- **Excerpted records**:
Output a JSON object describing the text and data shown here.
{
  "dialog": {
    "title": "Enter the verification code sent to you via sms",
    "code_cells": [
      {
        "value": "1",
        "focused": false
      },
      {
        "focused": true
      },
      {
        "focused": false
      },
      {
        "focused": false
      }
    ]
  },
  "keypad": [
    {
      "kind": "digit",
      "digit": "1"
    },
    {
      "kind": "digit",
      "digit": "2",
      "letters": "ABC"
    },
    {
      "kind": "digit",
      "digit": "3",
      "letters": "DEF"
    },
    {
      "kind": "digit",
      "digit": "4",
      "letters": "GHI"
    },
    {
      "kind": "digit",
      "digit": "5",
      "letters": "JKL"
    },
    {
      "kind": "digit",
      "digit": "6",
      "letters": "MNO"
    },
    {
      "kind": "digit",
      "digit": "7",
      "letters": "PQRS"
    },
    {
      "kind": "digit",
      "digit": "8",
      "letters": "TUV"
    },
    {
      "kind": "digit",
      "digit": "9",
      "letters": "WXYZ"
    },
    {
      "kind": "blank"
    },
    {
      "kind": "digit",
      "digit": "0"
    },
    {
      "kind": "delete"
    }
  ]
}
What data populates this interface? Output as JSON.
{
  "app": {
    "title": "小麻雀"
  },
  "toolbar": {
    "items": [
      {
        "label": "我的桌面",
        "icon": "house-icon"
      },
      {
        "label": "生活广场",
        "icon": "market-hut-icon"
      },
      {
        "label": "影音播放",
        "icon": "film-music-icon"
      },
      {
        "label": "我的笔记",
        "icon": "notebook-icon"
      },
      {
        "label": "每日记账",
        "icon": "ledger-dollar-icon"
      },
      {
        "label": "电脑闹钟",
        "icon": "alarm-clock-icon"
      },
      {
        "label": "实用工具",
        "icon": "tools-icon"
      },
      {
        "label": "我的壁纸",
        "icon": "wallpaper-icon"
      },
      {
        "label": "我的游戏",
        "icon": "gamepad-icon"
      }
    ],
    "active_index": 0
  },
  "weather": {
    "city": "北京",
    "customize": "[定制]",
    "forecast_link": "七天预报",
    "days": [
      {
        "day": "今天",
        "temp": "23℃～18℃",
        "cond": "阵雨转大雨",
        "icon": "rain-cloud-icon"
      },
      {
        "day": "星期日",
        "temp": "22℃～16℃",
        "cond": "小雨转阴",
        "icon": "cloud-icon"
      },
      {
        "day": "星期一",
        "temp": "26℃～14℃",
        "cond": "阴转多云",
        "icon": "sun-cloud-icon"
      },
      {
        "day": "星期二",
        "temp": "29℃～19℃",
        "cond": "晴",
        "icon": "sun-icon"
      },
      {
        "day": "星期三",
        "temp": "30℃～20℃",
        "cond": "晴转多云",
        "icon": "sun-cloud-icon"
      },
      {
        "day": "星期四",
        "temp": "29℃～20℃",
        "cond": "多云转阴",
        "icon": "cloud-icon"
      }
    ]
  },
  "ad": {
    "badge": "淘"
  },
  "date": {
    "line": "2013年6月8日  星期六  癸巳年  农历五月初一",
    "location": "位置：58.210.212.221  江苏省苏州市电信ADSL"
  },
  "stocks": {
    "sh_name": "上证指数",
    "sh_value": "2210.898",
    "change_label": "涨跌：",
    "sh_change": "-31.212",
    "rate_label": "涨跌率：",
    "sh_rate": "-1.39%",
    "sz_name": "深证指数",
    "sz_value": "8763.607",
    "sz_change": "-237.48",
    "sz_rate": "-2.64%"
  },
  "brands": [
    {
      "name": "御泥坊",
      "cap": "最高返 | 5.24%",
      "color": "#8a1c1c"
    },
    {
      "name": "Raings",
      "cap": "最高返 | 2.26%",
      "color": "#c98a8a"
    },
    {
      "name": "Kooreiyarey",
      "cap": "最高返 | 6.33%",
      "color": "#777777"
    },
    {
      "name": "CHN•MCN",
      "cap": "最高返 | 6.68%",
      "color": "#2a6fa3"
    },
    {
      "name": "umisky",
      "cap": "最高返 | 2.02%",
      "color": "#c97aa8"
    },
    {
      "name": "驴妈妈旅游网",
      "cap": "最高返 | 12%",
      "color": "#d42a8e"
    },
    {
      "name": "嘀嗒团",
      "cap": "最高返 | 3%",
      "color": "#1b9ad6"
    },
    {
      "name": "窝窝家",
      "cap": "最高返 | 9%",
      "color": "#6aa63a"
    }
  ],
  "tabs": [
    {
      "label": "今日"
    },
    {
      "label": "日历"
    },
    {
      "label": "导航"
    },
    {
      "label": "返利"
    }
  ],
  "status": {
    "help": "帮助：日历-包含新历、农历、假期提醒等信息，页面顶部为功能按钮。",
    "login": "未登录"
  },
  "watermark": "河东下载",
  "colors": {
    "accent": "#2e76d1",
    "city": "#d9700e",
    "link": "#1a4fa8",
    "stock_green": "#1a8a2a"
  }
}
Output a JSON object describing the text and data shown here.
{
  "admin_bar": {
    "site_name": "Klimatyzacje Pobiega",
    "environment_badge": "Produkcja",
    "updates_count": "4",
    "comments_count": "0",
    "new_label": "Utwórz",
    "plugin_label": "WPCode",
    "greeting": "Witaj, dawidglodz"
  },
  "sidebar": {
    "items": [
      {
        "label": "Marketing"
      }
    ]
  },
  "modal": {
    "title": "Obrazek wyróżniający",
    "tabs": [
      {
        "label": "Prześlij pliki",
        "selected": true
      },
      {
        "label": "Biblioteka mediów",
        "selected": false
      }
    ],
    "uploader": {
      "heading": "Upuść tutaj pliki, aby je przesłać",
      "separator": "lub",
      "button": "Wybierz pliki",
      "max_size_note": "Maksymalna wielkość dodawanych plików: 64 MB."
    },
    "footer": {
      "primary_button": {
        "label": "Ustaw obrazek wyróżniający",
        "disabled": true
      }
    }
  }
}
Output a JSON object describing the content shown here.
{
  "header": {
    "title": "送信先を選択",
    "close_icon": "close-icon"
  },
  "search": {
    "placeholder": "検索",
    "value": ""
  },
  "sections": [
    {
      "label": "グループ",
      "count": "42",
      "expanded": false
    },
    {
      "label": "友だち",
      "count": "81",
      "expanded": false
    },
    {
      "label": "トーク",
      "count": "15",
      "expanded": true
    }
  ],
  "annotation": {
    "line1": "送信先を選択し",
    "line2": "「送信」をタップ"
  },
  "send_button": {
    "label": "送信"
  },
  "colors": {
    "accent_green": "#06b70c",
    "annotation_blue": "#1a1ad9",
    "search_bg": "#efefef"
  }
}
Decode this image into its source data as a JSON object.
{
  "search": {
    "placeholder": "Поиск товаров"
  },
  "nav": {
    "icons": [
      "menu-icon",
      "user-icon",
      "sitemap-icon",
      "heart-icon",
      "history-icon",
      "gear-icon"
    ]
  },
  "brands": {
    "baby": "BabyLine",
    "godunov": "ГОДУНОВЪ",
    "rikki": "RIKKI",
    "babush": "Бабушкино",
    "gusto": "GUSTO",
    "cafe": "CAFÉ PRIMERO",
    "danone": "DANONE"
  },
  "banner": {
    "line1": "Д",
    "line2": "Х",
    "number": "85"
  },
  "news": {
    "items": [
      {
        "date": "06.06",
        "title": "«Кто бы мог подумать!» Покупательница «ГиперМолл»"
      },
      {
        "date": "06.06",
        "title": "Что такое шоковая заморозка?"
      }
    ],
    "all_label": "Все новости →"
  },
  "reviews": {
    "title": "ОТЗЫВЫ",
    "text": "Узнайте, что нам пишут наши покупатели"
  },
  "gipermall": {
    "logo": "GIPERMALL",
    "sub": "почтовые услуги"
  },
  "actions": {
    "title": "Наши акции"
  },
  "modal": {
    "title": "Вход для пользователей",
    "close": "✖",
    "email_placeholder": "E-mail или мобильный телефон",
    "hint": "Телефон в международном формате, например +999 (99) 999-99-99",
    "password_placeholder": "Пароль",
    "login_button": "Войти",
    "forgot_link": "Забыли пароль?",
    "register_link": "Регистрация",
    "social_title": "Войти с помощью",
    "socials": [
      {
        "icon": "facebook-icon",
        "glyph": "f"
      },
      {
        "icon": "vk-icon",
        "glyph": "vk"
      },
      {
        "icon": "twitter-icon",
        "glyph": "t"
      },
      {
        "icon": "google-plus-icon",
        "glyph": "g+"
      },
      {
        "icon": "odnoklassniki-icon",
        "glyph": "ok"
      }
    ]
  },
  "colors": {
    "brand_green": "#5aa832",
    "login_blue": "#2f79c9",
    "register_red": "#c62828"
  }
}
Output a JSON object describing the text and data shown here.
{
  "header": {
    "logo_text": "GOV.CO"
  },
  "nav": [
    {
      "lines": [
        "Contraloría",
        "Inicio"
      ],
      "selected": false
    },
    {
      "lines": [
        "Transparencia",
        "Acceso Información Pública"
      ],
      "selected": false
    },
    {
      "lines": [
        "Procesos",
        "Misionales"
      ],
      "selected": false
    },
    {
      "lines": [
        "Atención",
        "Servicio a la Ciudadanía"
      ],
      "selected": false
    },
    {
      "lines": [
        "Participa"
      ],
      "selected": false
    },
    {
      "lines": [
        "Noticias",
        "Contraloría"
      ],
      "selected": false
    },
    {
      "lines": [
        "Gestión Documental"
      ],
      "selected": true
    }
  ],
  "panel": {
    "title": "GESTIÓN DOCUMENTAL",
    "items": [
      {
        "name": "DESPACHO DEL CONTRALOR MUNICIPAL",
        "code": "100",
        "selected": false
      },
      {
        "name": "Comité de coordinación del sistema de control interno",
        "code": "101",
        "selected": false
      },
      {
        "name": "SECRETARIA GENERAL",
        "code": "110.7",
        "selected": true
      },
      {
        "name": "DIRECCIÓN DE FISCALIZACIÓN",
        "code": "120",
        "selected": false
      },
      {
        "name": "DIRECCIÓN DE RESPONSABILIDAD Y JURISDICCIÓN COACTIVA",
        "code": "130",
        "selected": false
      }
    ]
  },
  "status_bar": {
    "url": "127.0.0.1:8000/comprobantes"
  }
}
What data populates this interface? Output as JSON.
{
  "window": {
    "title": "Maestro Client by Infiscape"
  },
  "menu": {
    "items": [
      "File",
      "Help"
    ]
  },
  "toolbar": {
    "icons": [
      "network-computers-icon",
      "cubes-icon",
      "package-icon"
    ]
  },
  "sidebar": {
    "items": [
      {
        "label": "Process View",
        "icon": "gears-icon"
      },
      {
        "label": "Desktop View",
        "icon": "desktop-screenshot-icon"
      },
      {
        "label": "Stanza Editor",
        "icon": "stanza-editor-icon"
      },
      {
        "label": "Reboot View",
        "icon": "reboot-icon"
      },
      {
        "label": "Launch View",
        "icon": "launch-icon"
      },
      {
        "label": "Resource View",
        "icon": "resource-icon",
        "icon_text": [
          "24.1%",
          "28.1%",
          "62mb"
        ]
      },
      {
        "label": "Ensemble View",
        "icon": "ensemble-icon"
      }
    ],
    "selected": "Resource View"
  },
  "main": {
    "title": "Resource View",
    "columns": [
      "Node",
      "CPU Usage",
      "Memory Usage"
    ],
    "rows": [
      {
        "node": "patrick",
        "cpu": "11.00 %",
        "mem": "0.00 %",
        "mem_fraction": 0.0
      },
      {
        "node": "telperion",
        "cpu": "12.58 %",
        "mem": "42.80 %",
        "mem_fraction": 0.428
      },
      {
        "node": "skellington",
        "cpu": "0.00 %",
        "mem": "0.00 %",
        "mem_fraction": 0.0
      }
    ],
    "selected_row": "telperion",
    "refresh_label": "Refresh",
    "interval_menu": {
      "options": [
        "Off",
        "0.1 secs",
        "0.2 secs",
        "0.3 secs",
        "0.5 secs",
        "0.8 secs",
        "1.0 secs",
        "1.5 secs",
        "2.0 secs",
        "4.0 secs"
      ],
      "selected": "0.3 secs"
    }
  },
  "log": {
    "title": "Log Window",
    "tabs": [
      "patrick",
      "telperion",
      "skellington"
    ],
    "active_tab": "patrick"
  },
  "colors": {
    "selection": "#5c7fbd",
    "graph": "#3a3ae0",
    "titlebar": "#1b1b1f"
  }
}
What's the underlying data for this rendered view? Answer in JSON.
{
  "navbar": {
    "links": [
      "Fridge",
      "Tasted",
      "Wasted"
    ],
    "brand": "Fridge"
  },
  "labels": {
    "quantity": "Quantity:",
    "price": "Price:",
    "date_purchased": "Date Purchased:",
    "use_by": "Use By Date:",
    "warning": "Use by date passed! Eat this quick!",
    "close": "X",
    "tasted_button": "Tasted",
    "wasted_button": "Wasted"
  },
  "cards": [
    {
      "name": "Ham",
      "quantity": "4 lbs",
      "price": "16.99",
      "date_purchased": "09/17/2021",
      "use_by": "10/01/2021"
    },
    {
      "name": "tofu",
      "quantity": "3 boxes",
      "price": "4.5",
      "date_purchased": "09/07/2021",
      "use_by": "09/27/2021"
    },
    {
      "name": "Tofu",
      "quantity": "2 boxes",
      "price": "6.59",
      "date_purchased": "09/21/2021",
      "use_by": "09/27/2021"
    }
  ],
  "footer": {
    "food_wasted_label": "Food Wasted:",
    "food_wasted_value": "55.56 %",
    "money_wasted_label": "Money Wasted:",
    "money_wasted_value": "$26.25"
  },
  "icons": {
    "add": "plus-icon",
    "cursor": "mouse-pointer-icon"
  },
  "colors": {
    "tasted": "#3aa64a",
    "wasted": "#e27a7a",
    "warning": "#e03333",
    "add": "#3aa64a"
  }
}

- **Aim**: Show the lines from the data above that contain the string "Войти".

- **Response**:
    "login_button": "Войти",
    "social_title": "Войти с помощью",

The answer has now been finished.